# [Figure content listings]
= = = = =
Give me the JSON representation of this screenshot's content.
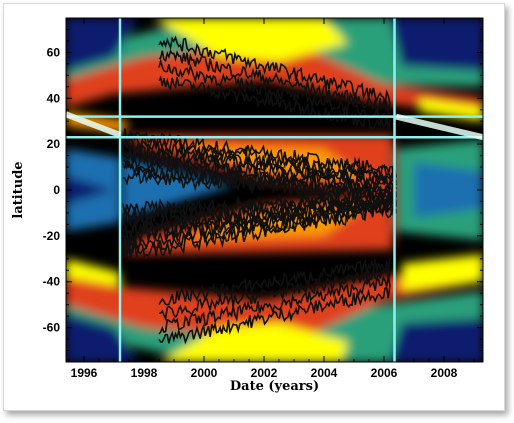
{
  "chart_data": {
    "type": "heatmap",
    "xlabel": "Date (years)",
    "ylabel": "latitude",
    "xlim": [
      1995.4,
      2009.3
    ],
    "ylim": [
      -75,
      75
    ],
    "x_ticks": [
      1996,
      1998,
      2000,
      2002,
      2004,
      2006,
      2008
    ],
    "x_tick_labels": [
      "1996",
      "1998",
      "2000",
      "2002",
      "2004",
      "2006",
      "2008"
    ],
    "y_ticks": [
      60,
      40,
      20,
      0,
      -20,
      -40,
      -60
    ],
    "y_tick_labels": [
      "60",
      "40",
      "20",
      "0",
      "-20",
      "-40",
      "-60"
    ],
    "vertical_lines_year": [
      1997.2,
      2006.35
    ],
    "horizontal_lines_latitude": [
      32,
      23
    ],
    "band_color_scale": [
      "#000000",
      "#0a1a6e",
      "#1e6fb0",
      "#2aa07a",
      "#e0401a",
      "#ff9a00",
      "#ffff00",
      "#ffffd0"
    ],
    "reference_line_color": "#8ff0f0"
  }
}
= = = = =
Generate a word-for-word copy of the preceding records, excluding all pictures.

# [Output of the exercise]
Give me the JSON representation of this screenshot's content.
{
  "chart_data": {
    "type": "heatmap",
    "xlabel": "Date (years)",
    "ylabel": "latitude",
    "xlim": [
      1995.4,
      2009.3
    ],
    "ylim": [
      -75,
      75
    ],
    "x_ticks": [
      1996,
      1998,
      2000,
      2002,
      2004,
      2006,
      2008
    ],
    "x_tick_labels": [
      "1996",
      "1998",
      "2000",
      "2002",
      "2004",
      "2006",
      "2008"
    ],
    "y_ticks": [
      60,
      40,
      20,
      0,
      -20,
      -40,
      -60
    ],
    "y_tick_labels": [
      "60",
      "40",
      "20",
      "0",
      "-20",
      "-40",
      "-60"
    ],
    "vertical_lines_year": [
      1997.2,
      2006.35
    ],
    "horizontal_lines_latitude": [
      32,
      23
    ],
    "band_color_scale": [
      "#000000",
      "#0a1a6e",
      "#1e6fb0",
      "#2aa07a",
      "#e0401a",
      "#ff9a00",
      "#ffff00",
      "#ffffd0"
    ],
    "reference_line_color": "#8ff0f0"
  }
}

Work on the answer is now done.